Without the pictures, can you quote each line below exactly?

[Start Given data]

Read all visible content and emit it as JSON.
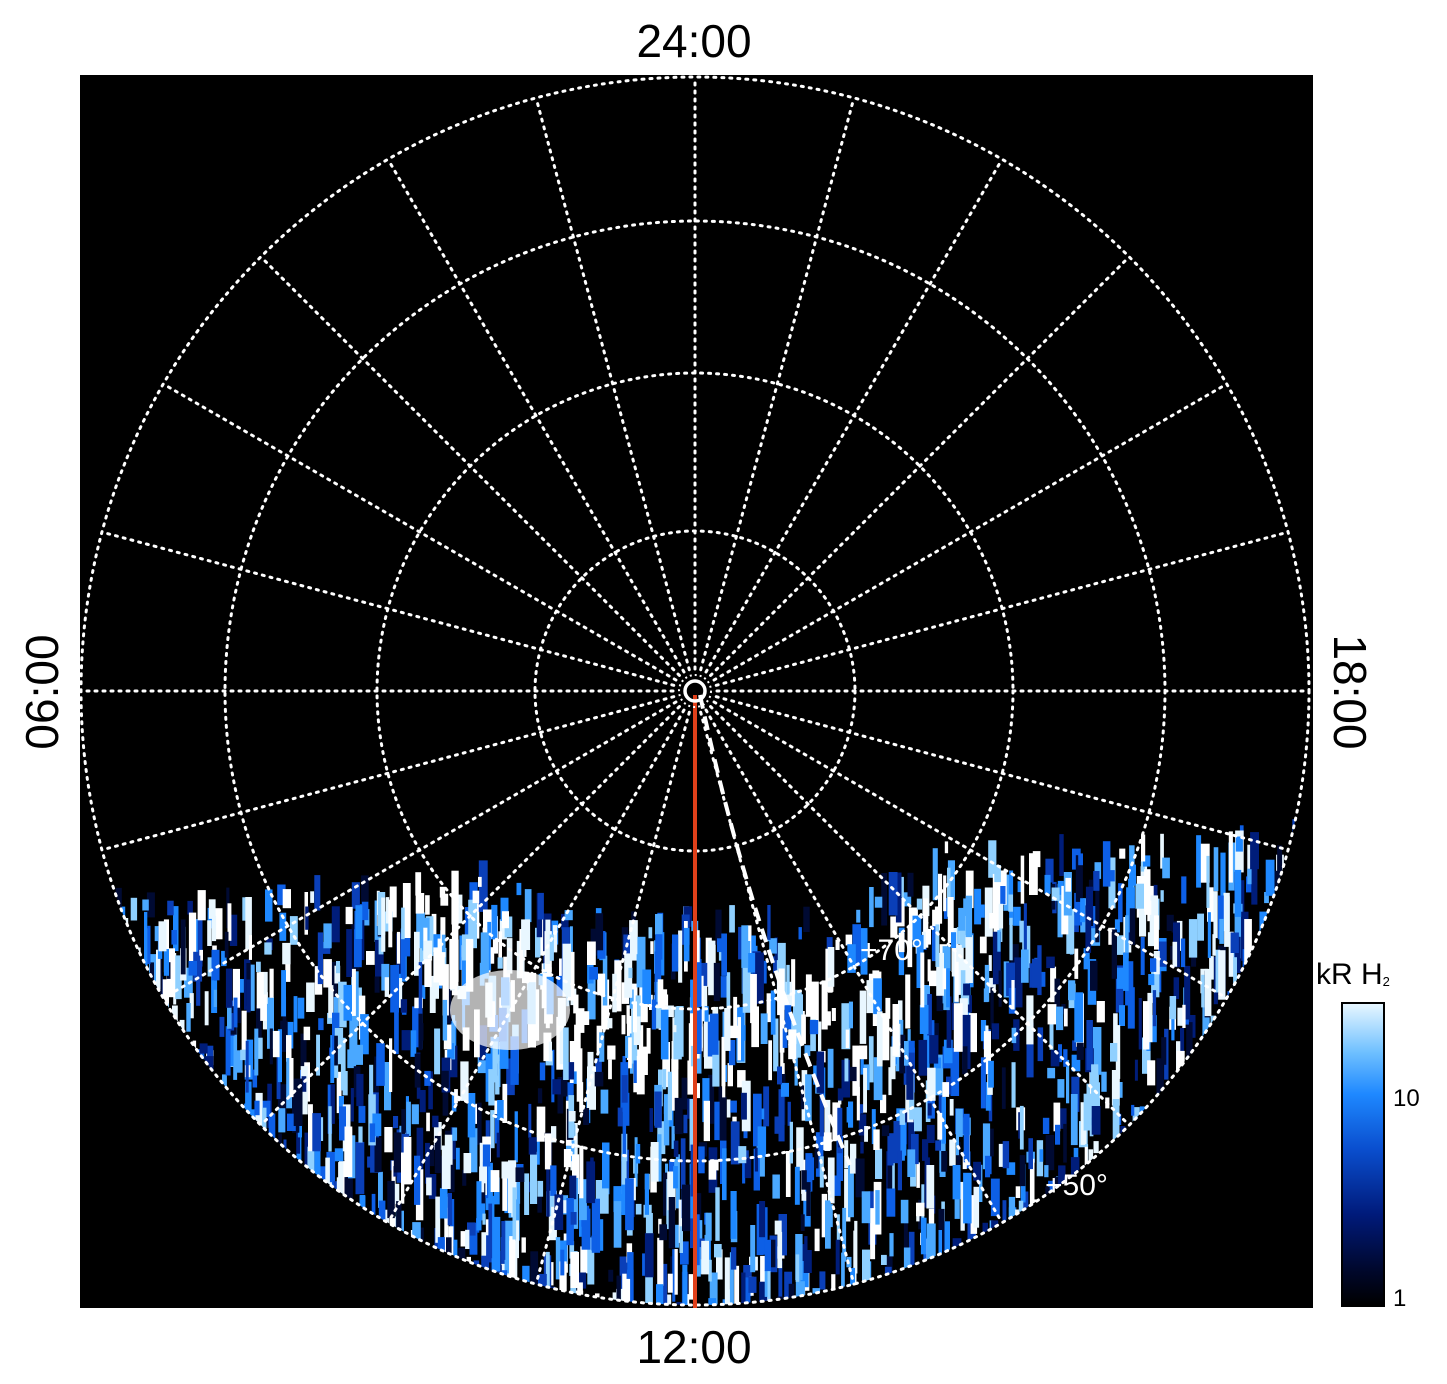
{
  "local_time_labels": {
    "top": "24:00",
    "bottom": "12:00",
    "left": "06:00",
    "right": "18:00"
  },
  "latitude_labels": [
    "+70°",
    "+50°"
  ],
  "colorbar": {
    "title": "kR H",
    "title_subscript": "2",
    "scale": "log",
    "range": [
      1,
      25
    ],
    "ticks": [
      {
        "value": 10,
        "label": "10"
      },
      {
        "value": 1,
        "label": "1"
      }
    ]
  },
  "colors": {
    "background": "#000000",
    "grid": "#ffffff",
    "noon_meridian": "#e0401a"
  }
}
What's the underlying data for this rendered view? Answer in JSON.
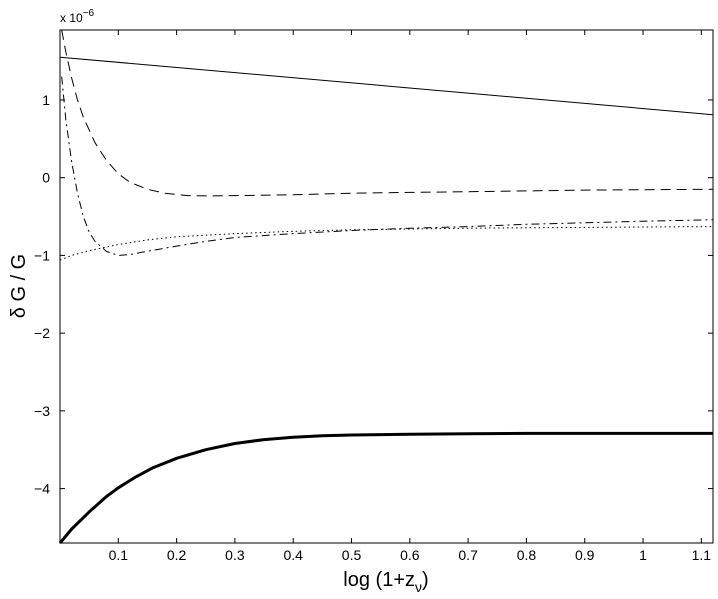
{
  "chart_data": {
    "type": "line",
    "title": "",
    "xlabel_main": "log (1+z",
    "xlabel_sub": "ν",
    "xlabel_close": ")",
    "ylabel": "δ G / G",
    "y_multiplier_base": "x 10",
    "y_multiplier_exp": "−6",
    "xlim": [
      0,
      1.12
    ],
    "ylim": [
      -4.7,
      1.9
    ],
    "x_ticks": [
      {
        "v": 0.1,
        "label": "0.1"
      },
      {
        "v": 0.2,
        "label": "0.2"
      },
      {
        "v": 0.3,
        "label": "0.3"
      },
      {
        "v": 0.4,
        "label": "0.4"
      },
      {
        "v": 0.5,
        "label": "0.5"
      },
      {
        "v": 0.6,
        "label": "0.6"
      },
      {
        "v": 0.7,
        "label": "0.7"
      },
      {
        "v": 0.8,
        "label": "0.8"
      },
      {
        "v": 0.9,
        "label": "0.9"
      },
      {
        "v": 1.0,
        "label": "1"
      },
      {
        "v": 1.1,
        "label": "1.1"
      }
    ],
    "y_ticks": [
      {
        "v": 1,
        "label": "1"
      },
      {
        "v": 0,
        "label": "0"
      },
      {
        "v": -1,
        "label": "−1"
      },
      {
        "v": -2,
        "label": "−2"
      },
      {
        "v": -3,
        "label": "−3"
      },
      {
        "v": -4,
        "label": "−4"
      }
    ],
    "grid": false,
    "series": [
      {
        "style": "solid",
        "x": [
          0,
          1.12
        ],
        "y": [
          1.55,
          0.81
        ]
      },
      {
        "style": "dashed",
        "x": [
          0.003,
          0.01,
          0.02,
          0.03,
          0.04,
          0.06,
          0.08,
          0.1,
          0.12,
          0.15,
          0.18,
          0.22,
          0.26,
          0.3,
          0.4,
          0.5,
          0.6,
          0.7,
          0.8,
          0.9,
          1.0,
          1.12
        ],
        "y": [
          1.9,
          1.62,
          1.28,
          1.0,
          0.78,
          0.45,
          0.22,
          0.05,
          -0.06,
          -0.15,
          -0.2,
          -0.23,
          -0.235,
          -0.23,
          -0.22,
          -0.2,
          -0.19,
          -0.18,
          -0.17,
          -0.16,
          -0.155,
          -0.15
        ]
      },
      {
        "style": "dashdot",
        "x": [
          0.003,
          0.01,
          0.02,
          0.03,
          0.04,
          0.05,
          0.06,
          0.08,
          0.1,
          0.12,
          0.14,
          0.17,
          0.2,
          0.25,
          0.3,
          0.4,
          0.5,
          0.6,
          0.7,
          0.8,
          0.9,
          1.0,
          1.12
        ],
        "y": [
          1.3,
          0.75,
          0.2,
          -0.2,
          -0.5,
          -0.7,
          -0.82,
          -0.95,
          -1.0,
          -0.99,
          -0.96,
          -0.92,
          -0.88,
          -0.82,
          -0.77,
          -0.72,
          -0.68,
          -0.65,
          -0.63,
          -0.6,
          -0.58,
          -0.56,
          -0.54
        ]
      },
      {
        "style": "dotted",
        "x": [
          0,
          0.02,
          0.05,
          0.1,
          0.15,
          0.2,
          0.3,
          0.4,
          0.5,
          0.6,
          0.7,
          0.8,
          0.9,
          1.0,
          1.12
        ],
        "y": [
          -1.06,
          -1.0,
          -0.94,
          -0.86,
          -0.8,
          -0.76,
          -0.72,
          -0.69,
          -0.67,
          -0.66,
          -0.65,
          -0.645,
          -0.64,
          -0.635,
          -0.63
        ]
      },
      {
        "style": "thick",
        "x": [
          0,
          0.02,
          0.05,
          0.08,
          0.1,
          0.13,
          0.16,
          0.2,
          0.25,
          0.3,
          0.35,
          0.4,
          0.45,
          0.5,
          0.6,
          0.7,
          0.8,
          0.9,
          1.0,
          1.12
        ],
        "y": [
          -4.7,
          -4.52,
          -4.3,
          -4.1,
          -3.99,
          -3.85,
          -3.73,
          -3.61,
          -3.5,
          -3.42,
          -3.37,
          -3.34,
          -3.32,
          -3.31,
          -3.3,
          -3.295,
          -3.29,
          -3.29,
          -3.29,
          -3.29
        ]
      }
    ]
  }
}
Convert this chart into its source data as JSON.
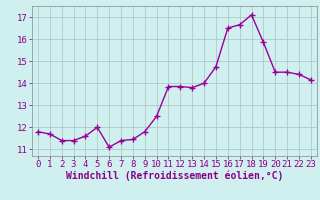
{
  "x": [
    0,
    1,
    2,
    3,
    4,
    5,
    6,
    7,
    8,
    9,
    10,
    11,
    12,
    13,
    14,
    15,
    16,
    17,
    18,
    19,
    20,
    21,
    22,
    23
  ],
  "y": [
    11.8,
    11.7,
    11.4,
    11.4,
    11.6,
    12.0,
    11.1,
    11.4,
    11.45,
    11.8,
    12.5,
    13.85,
    13.85,
    13.8,
    14.0,
    14.75,
    16.5,
    16.65,
    17.1,
    15.85,
    14.5,
    14.5,
    14.4,
    14.15
  ],
  "line_color": "#990099",
  "marker": "+",
  "marker_size": 4,
  "bg_color": "#d0f0f0",
  "grid_color": "#b0c8c8",
  "xlabel": "Windchill (Refroidissement éolien,°C)",
  "ylim": [
    10.7,
    17.5
  ],
  "xlim": [
    -0.5,
    23.5
  ],
  "yticks": [
    11,
    12,
    13,
    14,
    15,
    16,
    17
  ],
  "xticks": [
    0,
    1,
    2,
    3,
    4,
    5,
    6,
    7,
    8,
    9,
    10,
    11,
    12,
    13,
    14,
    15,
    16,
    17,
    18,
    19,
    20,
    21,
    22,
    23
  ],
  "tick_labelsize": 6.5,
  "xlabel_fontsize": 7,
  "line_width": 1.0,
  "label_color": "#880088"
}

[End Given data]

> [The answer]:
Read all visible content and emit it as JSON.
{
  "local_time_labels": {
    "top": "24:00",
    "bottom": "12:00",
    "left": "06:00",
    "right": "18:00"
  },
  "latitude_labels": [
    "+70°",
    "+50°"
  ],
  "colorbar": {
    "title": "kR H",
    "title_subscript": "2",
    "scale": "log",
    "range": [
      1,
      25
    ],
    "ticks": [
      {
        "value": 10,
        "label": "10"
      },
      {
        "value": 1,
        "label": "1"
      }
    ]
  },
  "colors": {
    "background": "#000000",
    "grid": "#ffffff",
    "noon_meridian": "#e0401a"
  }
}
What's the underlying data for this rendered view? Answer in JSON.
{
  "chart_data": {
    "type": "line",
    "title": "",
    "xlabel_main": "log (1+z",
    "xlabel_sub": "ν",
    "xlabel_close": ")",
    "ylabel": "δ G / G",
    "y_multiplier_base": "x 10",
    "y_multiplier_exp": "−6",
    "xlim": [
      0,
      1.12
    ],
    "ylim": [
      -4.7,
      1.9
    ],
    "x_ticks": [
      {
        "v": 0.1,
        "label": "0.1"
      },
      {
        "v": 0.2,
        "label": "0.2"
      },
      {
        "v": 0.3,
        "label": "0.3"
      },
      {
        "v": 0.4,
        "label": "0.4"
      },
      {
        "v": 0.5,
        "label": "0.5"
      },
      {
        "v": 0.6,
        "label": "0.6"
      },
      {
        "v": 0.7,
        "label": "0.7"
      },
      {
        "v": 0.8,
        "label": "0.8"
      },
      {
        "v": 0.9,
        "label": "0.9"
      },
      {
        "v": 1.0,
        "label": "1"
      },
      {
        "v": 1.1,
        "label": "1.1"
      }
    ],
    "y_ticks": [
      {
        "v": 1,
        "label": "1"
      },
      {
        "v": 0,
        "label": "0"
      },
      {
        "v": -1,
        "label": "−1"
      },
      {
        "v": -2,
        "label": "−2"
      },
      {
        "v": -3,
        "label": "−3"
      },
      {
        "v": -4,
        "label": "−4"
      }
    ],
    "grid": false,
    "series": [
      {
        "style": "solid",
        "x": [
          0,
          1.12
        ],
        "y": [
          1.55,
          0.81
        ]
      },
      {
        "style": "dashed",
        "x": [
          0.003,
          0.01,
          0.02,
          0.03,
          0.04,
          0.06,
          0.08,
          0.1,
          0.12,
          0.15,
          0.18,
          0.22,
          0.26,
          0.3,
          0.4,
          0.5,
          0.6,
          0.7,
          0.8,
          0.9,
          1.0,
          1.12
        ],
        "y": [
          1.9,
          1.62,
          1.28,
          1.0,
          0.78,
          0.45,
          0.22,
          0.05,
          -0.06,
          -0.15,
          -0.2,
          -0.23,
          -0.235,
          -0.23,
          -0.22,
          -0.2,
          -0.19,
          -0.18,
          -0.17,
          -0.16,
          -0.155,
          -0.15
        ]
      },
      {
        "style": "dashdot",
        "x": [
          0.003,
          0.01,
          0.02,
          0.03,
          0.04,
          0.05,
          0.06,
          0.08,
          0.1,
          0.12,
          0.14,
          0.17,
          0.2,
          0.25,
          0.3,
          0.4,
          0.5,
          0.6,
          0.7,
          0.8,
          0.9,
          1.0,
          1.12
        ],
        "y": [
          1.3,
          0.75,
          0.2,
          -0.2,
          -0.5,
          -0.7,
          -0.82,
          -0.95,
          -1.0,
          -0.99,
          -0.96,
          -0.92,
          -0.88,
          -0.82,
          -0.77,
          -0.72,
          -0.68,
          -0.65,
          -0.63,
          -0.6,
          -0.58,
          -0.56,
          -0.54
        ]
      },
      {
        "style": "dotted",
        "x": [
          0,
          0.02,
          0.05,
          0.1,
          0.15,
          0.2,
          0.3,
          0.4,
          0.5,
          0.6,
          0.7,
          0.8,
          0.9,
          1.0,
          1.12
        ],
        "y": [
          -1.06,
          -1.0,
          -0.94,
          -0.86,
          -0.8,
          -0.76,
          -0.72,
          -0.69,
          -0.67,
          -0.66,
          -0.65,
          -0.645,
          -0.64,
          -0.635,
          -0.63
        ]
      },
      {
        "style": "thick",
        "x": [
          0,
          0.02,
          0.05,
          0.08,
          0.1,
          0.13,
          0.16,
          0.2,
          0.25,
          0.3,
          0.35,
          0.4,
          0.45,
          0.5,
          0.6,
          0.7,
          0.8,
          0.9,
          1.0,
          1.12
        ],
        "y": [
          -4.7,
          -4.52,
          -4.3,
          -4.1,
          -3.99,
          -3.85,
          -3.73,
          -3.61,
          -3.5,
          -3.42,
          -3.37,
          -3.34,
          -3.32,
          -3.31,
          -3.3,
          -3.295,
          -3.29,
          -3.29,
          -3.29,
          -3.29
        ]
      }
    ]
  }
}
Convert this chart into its source data as JSON.
{
  "x": [
    0,
    1,
    2,
    3,
    4,
    5,
    6,
    7,
    8,
    9,
    10,
    11,
    12,
    13,
    14,
    15,
    16,
    17,
    18,
    19,
    20,
    21,
    22,
    23
  ],
  "y": [
    11.8,
    11.7,
    11.4,
    11.4,
    11.6,
    12.0,
    11.1,
    11.4,
    11.45,
    11.8,
    12.5,
    13.85,
    13.85,
    13.8,
    14.0,
    14.75,
    16.5,
    16.65,
    17.1,
    15.85,
    14.5,
    14.5,
    14.4,
    14.15
  ],
  "line_color": "#990099",
  "marker": "+",
  "marker_size": 4,
  "bg_color": "#d0f0f0",
  "grid_color": "#b0c8c8",
  "xlabel": "Windchill (Refroidissement éolien,°C)",
  "ylim": [
    10.7,
    17.5
  ],
  "xlim": [
    -0.5,
    23.5
  ],
  "yticks": [
    11,
    12,
    13,
    14,
    15,
    16,
    17
  ],
  "xticks": [
    0,
    1,
    2,
    3,
    4,
    5,
    6,
    7,
    8,
    9,
    10,
    11,
    12,
    13,
    14,
    15,
    16,
    17,
    18,
    19,
    20,
    21,
    22,
    23
  ],
  "tick_labelsize": 6.5,
  "xlabel_fontsize": 7,
  "line_width": 1.0,
  "label_color": "#880088"
}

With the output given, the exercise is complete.